== Data for the task ==

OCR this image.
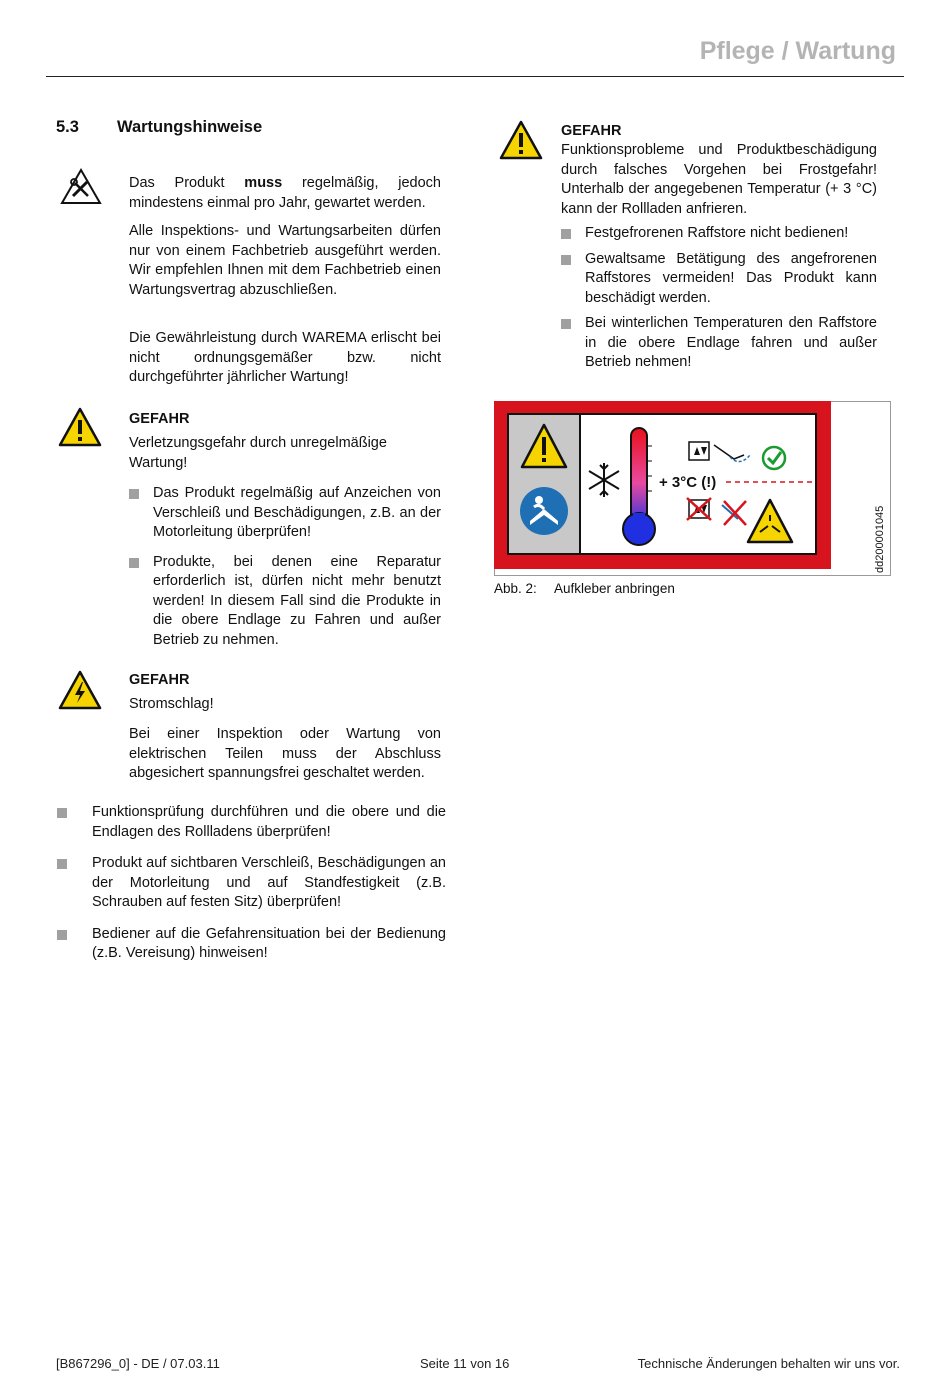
Pflege / Wartung
5.3 Wartungshinweise
Das Produkt muss regelmäßig, jedoch mindestens einmal pro Jahr, gewartet werden.
Alle Inspektions- und Wartungsarbeiten dürfen nur von einem Fachbetrieb ausgeführt werden. Wir empfehlen Ihnen mit dem Fachbetrieb einen Wartungsvertrag abzuschließen.
Die Gewährleistung durch WAREMA erlischt bei nicht ordnungsgemäßer bzw. nicht durchgeführter jährlicher Wartung!
GEFAHR
Verletzungsgefahr durch unregelmäßige Wartung!
Das Produkt regelmäßig auf Anzeichen von Verschleiß und Beschädigungen, z.B. an der Motorleitung überprüfen!
Produkte, bei denen eine Reparatur erforderlich ist, dürfen nicht mehr benutzt werden! In diesem Fall sind die Produkte in die obere Endlage zu Fahren und außer Betrieb zu nehmen.
GEFAHR
Stromschlag!
Bei einer Inspektion oder Wartung von elektrischen Teilen muss der Abschluss abgesichert spannungsfrei geschaltet werden.
Funktionsprüfung durchführen und die obere und die Endlagen des Rollladens überprüfen!
Produkt auf sichtbaren Verschleiß, Beschädigungen an der Motorleitung und auf Standfestigkeit (z.B. Schrauben auf festen Sitz) überprüfen!
Bediener auf die Gefahrensituation bei der Bedienung (z.B. Vereisung) hinweisen!
GEFAHR
Funktionsprobleme und Produktbeschädigung durch falsches Vorgehen bei Frostgefahr! Unterhalb der angegebenen Temperatur (+ 3 °C) kann der Rollladen anfrieren.
Festgefrorenen Raffstore nicht bedienen!
Gewaltsame Betätigung des angefrorenen Raffstores vermeiden! Das Produkt kann beschädigt werden.
Bei winterlichen Temperaturen den Raffstore in die obere Endlage fahren und außer Betrieb nehmen!
+ 3°C (!)
dd200001045
Abb. 2: Aufkleber anbringen
[B867296_0] - DE / 07.03.11	Seite 11 von 16	Technische Änderungen behalten wir uns vor.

===

◆ What to produce
Select all lines with the word "werden" from the entries above.

◆ Answer
Das Produkt muss regelmäßig, jedoch mindestens einmal pro Jahr, gewartet werden.
Alle Inspektions- und Wartungsarbeiten dürfen nur von einem Fachbetrieb ausgeführt werden. Wir empfehlen Ihnen mit dem Fachbetrieb einen Wartungsvertrag abzuschließen.
Produkte, bei denen eine Reparatur erforderlich ist, dürfen nicht mehr benutzt werden! In diesem Fall sind die Produkte in die obere Endlage zu Fahren und außer Betrieb zu nehmen.
Bei einer Inspektion oder Wartung von elektrischen Teilen muss der Abschluss abgesichert spannungsfrei geschaltet werden.
Gewaltsame Betätigung des angefrorenen Raffstores vermeiden! Das Produkt kann beschädigt werden.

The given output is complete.